## [Task to carry out]
Transcribe each record exactly. Include every one.
-- start of Information provided --
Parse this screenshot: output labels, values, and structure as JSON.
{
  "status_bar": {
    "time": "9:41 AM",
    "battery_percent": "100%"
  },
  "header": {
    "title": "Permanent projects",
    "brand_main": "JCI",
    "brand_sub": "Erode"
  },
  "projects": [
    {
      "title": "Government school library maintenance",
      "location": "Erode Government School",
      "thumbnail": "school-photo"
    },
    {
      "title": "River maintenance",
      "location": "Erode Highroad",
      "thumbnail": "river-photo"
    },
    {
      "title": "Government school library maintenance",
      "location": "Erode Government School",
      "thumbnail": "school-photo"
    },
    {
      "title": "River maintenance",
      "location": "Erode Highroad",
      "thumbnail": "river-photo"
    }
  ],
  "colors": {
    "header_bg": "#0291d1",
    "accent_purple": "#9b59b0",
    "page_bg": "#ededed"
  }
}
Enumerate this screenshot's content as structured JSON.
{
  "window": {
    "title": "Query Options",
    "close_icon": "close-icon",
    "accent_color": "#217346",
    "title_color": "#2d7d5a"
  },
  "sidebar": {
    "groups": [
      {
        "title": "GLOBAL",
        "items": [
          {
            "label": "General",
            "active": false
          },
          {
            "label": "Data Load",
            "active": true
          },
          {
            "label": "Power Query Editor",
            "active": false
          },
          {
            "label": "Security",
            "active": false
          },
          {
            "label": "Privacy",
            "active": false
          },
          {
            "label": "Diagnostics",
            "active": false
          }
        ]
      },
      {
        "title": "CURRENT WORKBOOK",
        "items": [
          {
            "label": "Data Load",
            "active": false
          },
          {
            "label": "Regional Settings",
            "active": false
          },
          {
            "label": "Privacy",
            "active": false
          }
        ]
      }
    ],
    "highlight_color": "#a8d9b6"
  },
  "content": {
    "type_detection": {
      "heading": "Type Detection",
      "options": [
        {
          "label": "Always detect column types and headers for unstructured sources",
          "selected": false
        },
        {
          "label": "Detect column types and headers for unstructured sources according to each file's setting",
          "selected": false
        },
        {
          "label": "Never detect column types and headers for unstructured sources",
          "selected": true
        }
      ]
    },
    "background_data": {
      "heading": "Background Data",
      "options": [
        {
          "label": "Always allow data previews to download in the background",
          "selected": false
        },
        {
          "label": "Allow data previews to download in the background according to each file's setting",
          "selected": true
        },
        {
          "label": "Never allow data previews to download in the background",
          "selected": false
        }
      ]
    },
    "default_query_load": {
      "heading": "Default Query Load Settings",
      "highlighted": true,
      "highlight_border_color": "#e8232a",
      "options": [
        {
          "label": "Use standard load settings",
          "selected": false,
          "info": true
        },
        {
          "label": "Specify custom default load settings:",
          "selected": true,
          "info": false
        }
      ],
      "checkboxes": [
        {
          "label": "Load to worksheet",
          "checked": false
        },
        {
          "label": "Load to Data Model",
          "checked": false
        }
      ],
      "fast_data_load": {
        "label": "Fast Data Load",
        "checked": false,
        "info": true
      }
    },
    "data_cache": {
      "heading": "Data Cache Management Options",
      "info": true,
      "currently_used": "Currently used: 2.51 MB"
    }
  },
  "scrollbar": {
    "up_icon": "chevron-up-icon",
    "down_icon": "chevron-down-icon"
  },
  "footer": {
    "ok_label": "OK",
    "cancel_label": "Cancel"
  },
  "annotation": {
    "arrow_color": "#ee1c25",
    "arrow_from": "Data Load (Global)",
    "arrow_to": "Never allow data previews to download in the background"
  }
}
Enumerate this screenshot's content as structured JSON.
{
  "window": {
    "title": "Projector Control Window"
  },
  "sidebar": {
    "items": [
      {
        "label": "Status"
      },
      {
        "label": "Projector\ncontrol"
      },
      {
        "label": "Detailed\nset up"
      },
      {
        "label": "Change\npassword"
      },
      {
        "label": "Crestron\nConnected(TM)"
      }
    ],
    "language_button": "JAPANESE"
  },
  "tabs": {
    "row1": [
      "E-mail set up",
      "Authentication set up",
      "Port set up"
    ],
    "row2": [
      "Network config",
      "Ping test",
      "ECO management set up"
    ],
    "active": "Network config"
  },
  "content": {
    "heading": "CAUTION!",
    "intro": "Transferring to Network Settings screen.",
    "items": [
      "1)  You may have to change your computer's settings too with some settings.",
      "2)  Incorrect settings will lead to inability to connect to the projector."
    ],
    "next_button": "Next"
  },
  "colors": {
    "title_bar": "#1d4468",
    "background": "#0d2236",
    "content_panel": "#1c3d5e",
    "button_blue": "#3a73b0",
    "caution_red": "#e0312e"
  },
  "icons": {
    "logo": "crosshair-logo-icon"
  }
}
-- end of Information provided --
## [The result]
Parse this screenshot: output labels, values, and structure as JSON.
{
  "status_bar": {
    "time": "9:41 AM",
    "battery_percent": "100%"
  },
  "header": {
    "title": "Permanent projects",
    "brand_main": "JCI",
    "brand_sub": "Erode"
  },
  "projects": [
    {
      "title": "Government school library maintenance",
      "location": "Erode Government School",
      "thumbnail": "school-photo"
    },
    {
      "title": "River maintenance",
      "location": "Erode Highroad",
      "thumbnail": "river-photo"
    },
    {
      "title": "Government school library maintenance",
      "location": "Erode Government School",
      "thumbnail": "school-photo"
    },
    {
      "title": "River maintenance",
      "location": "Erode Highroad",
      "thumbnail": "river-photo"
    }
  ],
  "colors": {
    "header_bg": "#0291d1",
    "accent_purple": "#9b59b0",
    "page_bg": "#ededed"
  }
}
Enumerate this screenshot's content as structured JSON.
{
  "window": {
    "title": "Query Options",
    "close_icon": "close-icon",
    "accent_color": "#217346",
    "title_color": "#2d7d5a"
  },
  "sidebar": {
    "groups": [
      {
        "title": "GLOBAL",
        "items": [
          {
            "label": "General",
            "active": false
          },
          {
            "label": "Data Load",
            "active": true
          },
          {
            "label": "Power Query Editor",
            "active": false
          },
          {
            "label": "Security",
            "active": false
          },
          {
            "label": "Privacy",
            "active": false
          },
          {
            "label": "Diagnostics",
            "active": false
          }
        ]
      },
      {
        "title": "CURRENT WORKBOOK",
        "items": [
          {
            "label": "Data Load",
            "active": false
          },
          {
            "label": "Regional Settings",
            "active": false
          },
          {
            "label": "Privacy",
            "active": false
          }
        ]
      }
    ],
    "highlight_color": "#a8d9b6"
  },
  "content": {
    "type_detection": {
      "heading": "Type Detection",
      "options": [
        {
          "label": "Always detect column types and headers for unstructured sources",
          "selected": false
        },
        {
          "label": "Detect column types and headers for unstructured sources according to each file's setting",
          "selected": false
        },
        {
          "label": "Never detect column types and headers for unstructured sources",
          "selected": true
        }
      ]
    },
    "background_data": {
      "heading": "Background Data",
      "options": [
        {
          "label": "Always allow data previews to download in the background",
          "selected": false
        },
        {
          "label": "Allow data previews to download in the background according to each file's setting",
          "selected": true
        },
        {
          "label": "Never allow data previews to download in the background",
          "selected": false
        }
      ]
    },
    "default_query_load": {
      "heading": "Default Query Load Settings",
      "highlighted": true,
      "highlight_border_color": "#e8232a",
      "options": [
        {
          "label": "Use standard load settings",
          "selected": false,
          "info": true
        },
        {
          "label": "Specify custom default load settings:",
          "selected": true,
          "info": false
        }
      ],
      "checkboxes": [
        {
          "label": "Load to worksheet",
          "checked": false
        },
        {
          "label": "Load to Data Model",
          "checked": false
        }
      ],
      "fast_data_load": {
        "label": "Fast Data Load",
        "checked": false,
        "info": true
      }
    },
    "data_cache": {
      "heading": "Data Cache Management Options",
      "info": true,
      "currently_used": "Currently used: 2.51 MB"
    }
  },
  "scrollbar": {
    "up_icon": "chevron-up-icon",
    "down_icon": "chevron-down-icon"
  },
  "footer": {
    "ok_label": "OK",
    "cancel_label": "Cancel"
  },
  "annotation": {
    "arrow_color": "#ee1c25",
    "arrow_from": "Data Load (Global)",
    "arrow_to": "Never allow data previews to download in the background"
  }
}
Enumerate this screenshot's content as structured JSON.
{
  "window": {
    "title": "Projector Control Window"
  },
  "sidebar": {
    "items": [
      {
        "label": "Status"
      },
      {
        "label": "Projector\ncontrol"
      },
      {
        "label": "Detailed\nset up"
      },
      {
        "label": "Change\npassword"
      },
      {
        "label": "Crestron\nConnected(TM)"
      }
    ],
    "language_button": "JAPANESE"
  },
  "tabs": {
    "row1": [
      "E-mail set up",
      "Authentication set up",
      "Port set up"
    ],
    "row2": [
      "Network config",
      "Ping test",
      "ECO management set up"
    ],
    "active": "Network config"
  },
  "content": {
    "heading": "CAUTION!",
    "intro": "Transferring to Network Settings screen.",
    "items": [
      "1)  You may have to change your computer's settings too with some settings.",
      "2)  Incorrect settings will lead to inability to connect to the projector."
    ],
    "next_button": "Next"
  },
  "colors": {
    "title_bar": "#1d4468",
    "background": "#0d2236",
    "content_panel": "#1c3d5e",
    "button_blue": "#3a73b0",
    "caution_red": "#e0312e"
  },
  "icons": {
    "logo": "crosshair-logo-icon"
  }
}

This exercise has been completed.